** Provided data **
╔══

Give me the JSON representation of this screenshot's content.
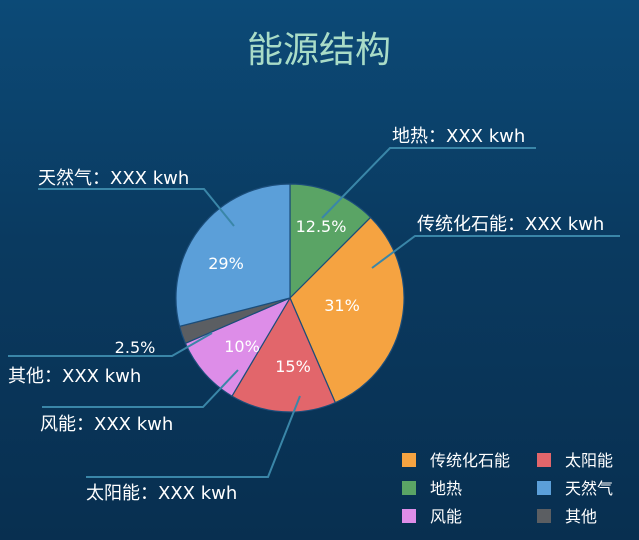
{
  "chart_data": {
    "type": "pie",
    "title": "能源结构",
    "slices": [
      {
        "label": "地热",
        "value": 12.5,
        "pct_label": "12.5%",
        "callout": "地热：XXX kwh",
        "color": "#5aa465"
      },
      {
        "label": "传统化石能",
        "value": 31,
        "pct_label": "31%",
        "callout": "传统化石能：XXX kwh",
        "color": "#f5a341"
      },
      {
        "label": "太阳能",
        "value": 15,
        "pct_label": "15%",
        "callout": "太阳能：XXX kwh",
        "color": "#e2666b"
      },
      {
        "label": "风能",
        "value": 10,
        "pct_label": "10%",
        "callout": "风能：XXX kwh",
        "color": "#dd8de8"
      },
      {
        "label": "其他",
        "value": 2.5,
        "pct_label": "2.5%",
        "callout": "其他：XXX kwh",
        "color": "#5b5e62"
      },
      {
        "label": "天然气",
        "value": 29,
        "pct_label": "29%",
        "callout": "天然气：XXX kwh",
        "color": "#5b9fd9"
      }
    ],
    "legend": {
      "placement": "bottom-right",
      "items": [
        {
          "label": "传统化石能",
          "color": "#f5a341"
        },
        {
          "label": "太阳能",
          "color": "#e2666b"
        },
        {
          "label": "地热",
          "color": "#5aa465"
        },
        {
          "label": "天然气",
          "color": "#5b9fd9"
        },
        {
          "label": "风能",
          "color": "#dd8de8"
        },
        {
          "label": "其他",
          "color": "#5b5e62"
        }
      ]
    }
  }
}
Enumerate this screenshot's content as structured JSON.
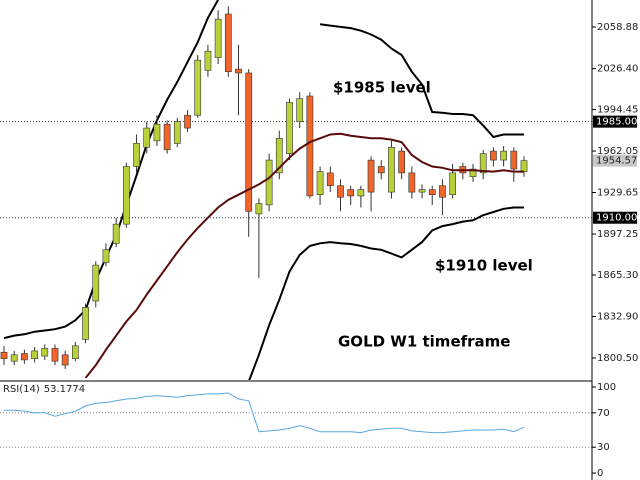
{
  "chart_data": {
    "type": "candlestick",
    "open": [
      1805,
      1798,
      1804,
      1800,
      1802,
      1808,
      1803,
      1800,
      1815,
      1845,
      1875,
      1890,
      1905,
      1950,
      1965,
      1970,
      1983,
      1968,
      1990,
      1990,
      2025,
      2035,
      2069,
      2026,
      2023,
      1913,
      1920,
      1945,
      1960,
      1985,
      2005,
      1928,
      1945,
      1935,
      1932,
      1927,
      1955,
      1950,
      1930,
      1962,
      1945,
      1930,
      1932,
      1935,
      1928,
      1950,
      1942,
      1945,
      1962,
      1955,
      1962,
      1946
    ],
    "high": [
      1810,
      1806,
      1807,
      1809,
      1811,
      1811,
      1806,
      1813,
      1843,
      1876,
      1890,
      1910,
      1953,
      1975,
      1985,
      1990,
      1986,
      1988,
      1994,
      2037,
      2045,
      2072,
      2075,
      2045,
      2026,
      1925,
      1960,
      1978,
      2003,
      2008,
      2008,
      1950,
      1950,
      1940,
      1935,
      1935,
      1958,
      1955,
      1970,
      1965,
      1950,
      1936,
      1935,
      1940,
      1952,
      1953,
      1952,
      1963,
      1965,
      1966,
      1965,
      1958
    ],
    "low": [
      1795,
      1795,
      1796,
      1797,
      1799,
      1795,
      1792,
      1798,
      1812,
      1840,
      1872,
      1887,
      1902,
      1945,
      1960,
      1966,
      1960,
      1965,
      1977,
      1988,
      2020,
      2030,
      2020,
      1990,
      1895,
      1863,
      1915,
      1940,
      1955,
      1980,
      1925,
      1920,
      1930,
      1915,
      1920,
      1918,
      1915,
      1940,
      1925,
      1940,
      1925,
      1925,
      1920,
      1912,
      1925,
      1940,
      1938,
      1940,
      1950,
      1950,
      1938,
      1942
    ],
    "close": [
      1800,
      1803,
      1799,
      1806,
      1808,
      1798,
      1795,
      1810,
      1840,
      1873,
      1885,
      1905,
      1950,
      1968,
      1980,
      1983,
      1963,
      1985,
      1980,
      2033,
      2040,
      2065,
      2024,
      2023,
      1915,
      1921,
      1955,
      1972,
      2000,
      2003,
      1927,
      1946,
      1935,
      1926,
      1927,
      1932,
      1930,
      1945,
      1965,
      1945,
      1930,
      1932,
      1928,
      1926,
      1945,
      1945,
      1948,
      1960,
      1955,
      1962,
      1948,
      1954.57
    ],
    "up_color": "#b9d03a",
    "down_color": "#f0652a",
    "bands": {
      "upper": [
        1816,
        1818,
        1819,
        1821,
        1822,
        1823,
        1825,
        1830,
        1838,
        1861,
        1879,
        1896.5,
        1920,
        1943,
        1967,
        1986,
        2002,
        2016,
        2031.5,
        2047,
        2066,
        2080,
        null,
        null,
        null,
        null,
        null,
        null,
        null,
        null,
        null,
        2061,
        2060,
        2059,
        2058,
        2056,
        2053,
        2049,
        2042,
        2037,
        2024,
        2014,
        1992.5,
        1992,
        1991,
        1991,
        1990,
        1982,
        1973,
        1975,
        1975,
        1975
      ],
      "middle": [
        null,
        null,
        null,
        null,
        null,
        null,
        null,
        null,
        1785,
        1795,
        1807,
        1818,
        1829,
        1838,
        1850,
        1861,
        1872,
        1883,
        1893,
        1902,
        1910,
        1918,
        1924,
        1928,
        1932,
        1936,
        1941,
        1949,
        1957,
        1964,
        1969,
        1972,
        1975,
        1975.5,
        1974,
        1973,
        1972,
        1972,
        1971,
        1969,
        1959,
        1953.5,
        1950,
        1949,
        1947,
        1947,
        1947,
        1946.5,
        1946,
        1947,
        1946,
        1946
      ],
      "lower": [
        null,
        null,
        null,
        null,
        null,
        null,
        null,
        null,
        null,
        null,
        null,
        null,
        null,
        null,
        null,
        null,
        null,
        null,
        null,
        null,
        null,
        null,
        null,
        null,
        1782,
        1803,
        1826,
        1846,
        1868,
        1881,
        1888,
        1890,
        1891,
        1890,
        1889.5,
        1888,
        1886,
        1885,
        1882,
        1879,
        1885,
        1891,
        1900,
        1903.5,
        1905,
        1907,
        1908,
        1912,
        1914.5,
        1917,
        1918,
        1918
      ],
      "band_color": "#000000",
      "middle_color": "#5a0a0a"
    },
    "ylim": [
      1783.33,
      2079.96
    ],
    "yticks": [
      2058.88,
      {
        "value": 2026.4,
        "label": "2026.40"
      },
      1994.45,
      1962.05,
      1929.65,
      1897.25,
      {
        "value": 1865.3,
        "label": "1865.30"
      },
      {
        "value": 1832.9,
        "label": "1832.90"
      },
      {
        "value": 1800.5,
        "label": "1800.50"
      }
    ],
    "levels": [
      {
        "value": 1985,
        "label": "1985.00"
      },
      {
        "value": 1910,
        "label": "1910.00"
      }
    ],
    "annotations": [
      "$1985 level",
      "$1910 level",
      "GOLD W1 timeframe"
    ],
    "rsi": {
      "name": "RSI(14)",
      "values": [
        73,
        73,
        72,
        70,
        70,
        66,
        69,
        72,
        78,
        81,
        82,
        84,
        86,
        87,
        89,
        90,
        89,
        88,
        90,
        91,
        92,
        92,
        93,
        86,
        84,
        48,
        49,
        50,
        52,
        55,
        52,
        48,
        48,
        48,
        48,
        47,
        50,
        51,
        52,
        52,
        49,
        48,
        47,
        47,
        48,
        49,
        50,
        50,
        50,
        51,
        48,
        53.1774
      ],
      "color": "#5aa6dc",
      "ylim": [
        -8.1,
        105.8
      ],
      "yticks": [
        100,
        70,
        30,
        0
      ],
      "dotted": [
        70,
        30
      ]
    }
  }
}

╚══

** Short problem **
Reproduce each line of the records exactly, and omit every picture.

** Reply **
Give me the JSON representation of this screenshot's content.
{
  "chart_data": {
    "type": "pie",
    "title": "能源结构",
    "slices": [
      {
        "label": "地热",
        "value": 12.5,
        "pct_label": "12.5%",
        "callout": "地热：XXX kwh",
        "color": "#5aa465"
      },
      {
        "label": "传统化石能",
        "value": 31,
        "pct_label": "31%",
        "callout": "传统化石能：XXX kwh",
        "color": "#f5a341"
      },
      {
        "label": "太阳能",
        "value": 15,
        "pct_label": "15%",
        "callout": "太阳能：XXX kwh",
        "color": "#e2666b"
      },
      {
        "label": "风能",
        "value": 10,
        "pct_label": "10%",
        "callout": "风能：XXX kwh",
        "color": "#dd8de8"
      },
      {
        "label": "其他",
        "value": 2.5,
        "pct_label": "2.5%",
        "callout": "其他：XXX kwh",
        "color": "#5b5e62"
      },
      {
        "label": "天然气",
        "value": 29,
        "pct_label": "29%",
        "callout": "天然气：XXX kwh",
        "color": "#5b9fd9"
      }
    ],
    "legend": {
      "placement": "bottom-right",
      "items": [
        {
          "label": "传统化石能",
          "color": "#f5a341"
        },
        {
          "label": "太阳能",
          "color": "#e2666b"
        },
        {
          "label": "地热",
          "color": "#5aa465"
        },
        {
          "label": "天然气",
          "color": "#5b9fd9"
        },
        {
          "label": "风能",
          "color": "#dd8de8"
        },
        {
          "label": "其他",
          "color": "#5b5e62"
        }
      ]
    }
  }
}
Enumerate this screenshot's content as structured JSON.
{
  "chart_data": {
    "type": "candlestick",
    "open": [
      1805,
      1798,
      1804,
      1800,
      1802,
      1808,
      1803,
      1800,
      1815,
      1845,
      1875,
      1890,
      1905,
      1950,
      1965,
      1970,
      1983,
      1968,
      1990,
      1990,
      2025,
      2035,
      2069,
      2026,
      2023,
      1913,
      1920,
      1945,
      1960,
      1985,
      2005,
      1928,
      1945,
      1935,
      1932,
      1927,
      1955,
      1950,
      1930,
      1962,
      1945,
      1930,
      1932,
      1935,
      1928,
      1950,
      1942,
      1945,
      1962,
      1955,
      1962,
      1946
    ],
    "high": [
      1810,
      1806,
      1807,
      1809,
      1811,
      1811,
      1806,
      1813,
      1843,
      1876,
      1890,
      1910,
      1953,
      1975,
      1985,
      1990,
      1986,
      1988,
      1994,
      2037,
      2045,
      2072,
      2075,
      2045,
      2026,
      1925,
      1960,
      1978,
      2003,
      2008,
      2008,
      1950,
      1950,
      1940,
      1935,
      1935,
      1958,
      1955,
      1970,
      1965,
      1950,
      1936,
      1935,
      1940,
      1952,
      1953,
      1952,
      1963,
      1965,
      1966,
      1965,
      1958
    ],
    "low": [
      1795,
      1795,
      1796,
      1797,
      1799,
      1795,
      1792,
      1798,
      1812,
      1840,
      1872,
      1887,
      1902,
      1945,
      1960,
      1966,
      1960,
      1965,
      1977,
      1988,
      2020,
      2030,
      2020,
      1990,
      1895,
      1863,
      1915,
      1940,
      1955,
      1980,
      1925,
      1920,
      1930,
      1915,
      1920,
      1918,
      1915,
      1940,
      1925,
      1940,
      1925,
      1925,
      1920,
      1912,
      1925,
      1940,
      1938,
      1940,
      1950,
      1950,
      1938,
      1942
    ],
    "close": [
      1800,
      1803,
      1799,
      1806,
      1808,
      1798,
      1795,
      1810,
      1840,
      1873,
      1885,
      1905,
      1950,
      1968,
      1980,
      1983,
      1963,
      1985,
      1980,
      2033,
      2040,
      2065,
      2024,
      2023,
      1915,
      1921,
      1955,
      1972,
      2000,
      2003,
      1927,
      1946,
      1935,
      1926,
      1927,
      1932,
      1930,
      1945,
      1965,
      1945,
      1930,
      1932,
      1928,
      1926,
      1945,
      1945,
      1948,
      1960,
      1955,
      1962,
      1948,
      1954.57
    ],
    "up_color": "#b9d03a",
    "down_color": "#f0652a",
    "bands": {
      "upper": [
        1816,
        1818,
        1819,
        1821,
        1822,
        1823,
        1825,
        1830,
        1838,
        1861,
        1879,
        1896.5,
        1920,
        1943,
        1967,
        1986,
        2002,
        2016,
        2031.5,
        2047,
        2066,
        2080,
        null,
        null,
        null,
        null,
        null,
        null,
        null,
        null,
        null,
        2061,
        2060,
        2059,
        2058,
        2056,
        2053,
        2049,
        2042,
        2037,
        2024,
        2014,
        1992.5,
        1992,
        1991,
        1991,
        1990,
        1982,
        1973,
        1975,
        1975,
        1975
      ],
      "middle": [
        null,
        null,
        null,
        null,
        null,
        null,
        null,
        null,
        1785,
        1795,
        1807,
        1818,
        1829,
        1838,
        1850,
        1861,
        1872,
        1883,
        1893,
        1902,
        1910,
        1918,
        1924,
        1928,
        1932,
        1936,
        1941,
        1949,
        1957,
        1964,
        1969,
        1972,
        1975,
        1975.5,
        1974,
        1973,
        1972,
        1972,
        1971,
        1969,
        1959,
        1953.5,
        1950,
        1949,
        1947,
        1947,
        1947,
        1946.5,
        1946,
        1947,
        1946,
        1946
      ],
      "lower": [
        null,
        null,
        null,
        null,
        null,
        null,
        null,
        null,
        null,
        null,
        null,
        null,
        null,
        null,
        null,
        null,
        null,
        null,
        null,
        null,
        null,
        null,
        null,
        null,
        1782,
        1803,
        1826,
        1846,
        1868,
        1881,
        1888,
        1890,
        1891,
        1890,
        1889.5,
        1888,
        1886,
        1885,
        1882,
        1879,
        1885,
        1891,
        1900,
        1903.5,
        1905,
        1907,
        1908,
        1912,
        1914.5,
        1917,
        1918,
        1918
      ],
      "band_color": "#000000",
      "middle_color": "#5a0a0a"
    },
    "ylim": [
      1783.33,
      2079.96
    ],
    "yticks": [
      2058.88,
      {
        "value": 2026.4,
        "label": "2026.40"
      },
      1994.45,
      1962.05,
      1929.65,
      1897.25,
      {
        "value": 1865.3,
        "label": "1865.30"
      },
      {
        "value": 1832.9,
        "label": "1832.90"
      },
      {
        "value": 1800.5,
        "label": "1800.50"
      }
    ],
    "levels": [
      {
        "value": 1985,
        "label": "1985.00"
      },
      {
        "value": 1910,
        "label": "1910.00"
      }
    ],
    "annotations": [
      "$1985 level",
      "$1910 level",
      "GOLD W1 timeframe"
    ],
    "rsi": {
      "name": "RSI(14)",
      "values": [
        73,
        73,
        72,
        70,
        70,
        66,
        69,
        72,
        78,
        81,
        82,
        84,
        86,
        87,
        89,
        90,
        89,
        88,
        90,
        91,
        92,
        92,
        93,
        86,
        84,
        48,
        49,
        50,
        52,
        55,
        52,
        48,
        48,
        48,
        48,
        47,
        50,
        51,
        52,
        52,
        49,
        48,
        47,
        47,
        48,
        49,
        50,
        50,
        50,
        51,
        48,
        53.1774
      ],
      "color": "#5aa6dc",
      "ylim": [
        -8.1,
        105.8
      ],
      "yticks": [
        100,
        70,
        30,
        0
      ],
      "dotted": [
        70,
        30
      ]
    }
  }
}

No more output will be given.